- _What to produce_: Verbatim output of all the material below is required.

::::::::::

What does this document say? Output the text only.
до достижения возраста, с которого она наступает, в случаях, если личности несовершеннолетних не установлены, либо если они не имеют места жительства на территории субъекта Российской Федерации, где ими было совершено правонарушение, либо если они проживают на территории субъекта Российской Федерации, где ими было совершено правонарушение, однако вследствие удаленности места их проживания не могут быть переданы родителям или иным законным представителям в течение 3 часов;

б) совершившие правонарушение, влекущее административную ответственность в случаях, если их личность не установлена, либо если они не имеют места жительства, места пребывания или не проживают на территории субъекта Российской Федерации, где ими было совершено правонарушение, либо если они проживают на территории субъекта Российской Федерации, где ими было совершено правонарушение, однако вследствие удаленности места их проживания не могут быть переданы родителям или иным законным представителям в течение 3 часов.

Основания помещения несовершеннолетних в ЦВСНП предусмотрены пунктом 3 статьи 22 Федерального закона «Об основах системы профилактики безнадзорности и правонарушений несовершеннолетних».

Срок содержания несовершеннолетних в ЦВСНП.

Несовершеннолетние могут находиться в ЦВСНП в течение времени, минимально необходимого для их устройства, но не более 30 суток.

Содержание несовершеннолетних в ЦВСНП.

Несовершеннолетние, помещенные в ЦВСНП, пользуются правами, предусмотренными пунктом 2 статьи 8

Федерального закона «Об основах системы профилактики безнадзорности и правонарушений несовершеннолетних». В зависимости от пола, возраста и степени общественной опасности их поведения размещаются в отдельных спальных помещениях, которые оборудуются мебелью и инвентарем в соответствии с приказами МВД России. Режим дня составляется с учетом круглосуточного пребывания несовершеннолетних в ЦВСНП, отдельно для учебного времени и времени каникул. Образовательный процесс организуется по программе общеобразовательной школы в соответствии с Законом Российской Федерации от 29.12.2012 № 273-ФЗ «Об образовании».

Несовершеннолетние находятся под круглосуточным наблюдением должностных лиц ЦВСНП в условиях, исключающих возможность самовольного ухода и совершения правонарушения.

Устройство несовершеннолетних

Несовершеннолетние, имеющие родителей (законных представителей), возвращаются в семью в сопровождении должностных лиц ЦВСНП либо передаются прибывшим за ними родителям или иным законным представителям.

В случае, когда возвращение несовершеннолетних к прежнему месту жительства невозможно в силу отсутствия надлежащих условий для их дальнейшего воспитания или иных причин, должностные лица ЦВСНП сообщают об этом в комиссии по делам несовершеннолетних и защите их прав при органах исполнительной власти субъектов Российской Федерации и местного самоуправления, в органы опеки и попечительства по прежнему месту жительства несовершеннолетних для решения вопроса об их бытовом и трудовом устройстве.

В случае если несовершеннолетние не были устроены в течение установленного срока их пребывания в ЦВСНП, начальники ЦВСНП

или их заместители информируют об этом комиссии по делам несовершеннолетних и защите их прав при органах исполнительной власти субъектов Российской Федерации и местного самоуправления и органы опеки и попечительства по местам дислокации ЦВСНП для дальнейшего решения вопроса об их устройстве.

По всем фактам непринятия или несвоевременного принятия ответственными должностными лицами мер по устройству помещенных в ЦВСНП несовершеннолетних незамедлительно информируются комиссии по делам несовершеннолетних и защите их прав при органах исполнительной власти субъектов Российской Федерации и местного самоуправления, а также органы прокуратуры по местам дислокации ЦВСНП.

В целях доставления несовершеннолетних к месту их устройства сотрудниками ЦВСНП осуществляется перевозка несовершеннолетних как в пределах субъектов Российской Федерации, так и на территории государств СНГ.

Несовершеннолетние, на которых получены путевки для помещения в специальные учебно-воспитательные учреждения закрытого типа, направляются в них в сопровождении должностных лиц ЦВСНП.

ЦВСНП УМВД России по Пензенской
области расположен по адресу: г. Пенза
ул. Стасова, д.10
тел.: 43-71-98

::::::::::

- _Response to the exercise_:
What does this document say? Output the text only.
до достижения возраста, с которого она наступает, в случаях, если личности несовершеннолетних не установлены, либо если они не имеют места жительства на территории субъекта Российской Федерации, где ими было совершено правонарушение, либо если они проживают на территории субъекта Российской Федерации, где ими было совершено правонарушение, однако вследствие удаленности места их проживания не могут быть переданы родителям или иным законным представителям в течение 3 часов;

б) совершившие правонарушение, влекущее административную ответственность в случаях, если их личность не установлена, либо если они не имеют места жительства, места пребывания или не проживают на территории субъекта Российской Федерации, где ими было совершено правонарушение, либо если они проживают на территории субъекта Российской Федерации, где ими было совершено правонарушение, однако вследствие удаленности места их проживания не могут быть переданы родителям или иным законным представителям в течение 3 часов.

Основания помещения несовершеннолетних в ЦВСНП предусмотрены пунктом 3 статьи 22 Федерального закона «Об основах системы профилактики безнадзорности и правонарушений несовершеннолетних».

Срок содержания несовершеннолетних в ЦВСНП.

Несовершеннолетние могут находиться в ЦВСНП в течение времени, минимально необходимого для их устройства, но не более 30 суток.

Содержание несовершеннолетних в ЦВСНП.

Несовершеннолетние, помещенные в ЦВСНП, пользуются правами, предусмотренными пунктом 2 статьи 8

Федерального закона «Об основах системы профилактики безнадзорности и правонарушений несовершеннолетних». В зависимости от пола, возраста и степени общественной опасности их поведения размещаются в отдельных спальных помещениях, которые оборудуются мебелью и инвентарем в соответствии с приказами МВД России. Режим дня составляется с учетом круглосуточного пребывания несовершеннолетних в ЦВСНП, отдельно для учебного времени и времени каникул. Образовательный процесс организуется по программе общеобразовательной школы в соответствии с Законом Российской Федерации от 29.12.2012 № 273-ФЗ «Об образовании».

Несовершеннолетние находятся под круглосуточным наблюдением должностных лиц ЦВСНП в условиях, исключающих возможность самовольного ухода и совершения правонарушения.

Устройство несовершеннолетних

Несовершеннолетние, имеющие родителей (законных представителей), возвращаются в семью в сопровождении должностных лиц ЦВСНП либо передаются прибывшим за ними родителям или иным законным представителям.

В случае, когда возвращение несовершеннолетних к прежнему месту жительства невозможно в силу отсутствия надлежащих условий для их дальнейшего воспитания или иных причин, должностные лица ЦВСНП сообщают об этом в комиссии по делам несовершеннолетних и защите их прав при органах исполнительной власти субъектов Российской Федерации и местного самоуправления, в органы опеки и попечительства по прежнему месту жительства несовершеннолетних для решения вопроса об их бытовом и трудовом устройстве.

В случае если несовершеннолетние не были устроены в течение установленного срока их пребывания в ЦВСНП, начальники ЦВСНП

или их заместители информируют об этом комиссии по делам несовершеннолетних и защите их прав при органах исполнительной власти субъектов Российской Федерации и местного самоуправления и органы опеки и попечительства по местам дислокации ЦВСНП для дальнейшего решения вопроса об их устройстве.

По всем фактам непринятия или несвоевременного принятия ответственными должностными лицами мер по устройству помещенных в ЦВСНП несовершеннолетних незамедлительно информируются комиссии по делам несовершеннолетних и защите их прав при органах исполнительной власти субъектов Российской Федерации и местного самоуправления, а также органы прокуратуры по местам дислокации ЦВСНП.

В целях доставления несовершеннолетних к месту их устройства сотрудниками ЦВСНП осуществляется перевозка несовершеннолетних как в пределах субъектов Российской Федерации, так и на территории государств СНГ.

Несовершеннолетние, на которых получены путевки для помещения в специальные учебно-воспитательные учреждения закрытого типа, направляются в них в сопровождении должностных лиц ЦВСНП.

ЦВСНП УМВД России по Пензенской
области расположен по адресу: г. Пенза
ул. Стасова, д.10
тел.: 43-71-98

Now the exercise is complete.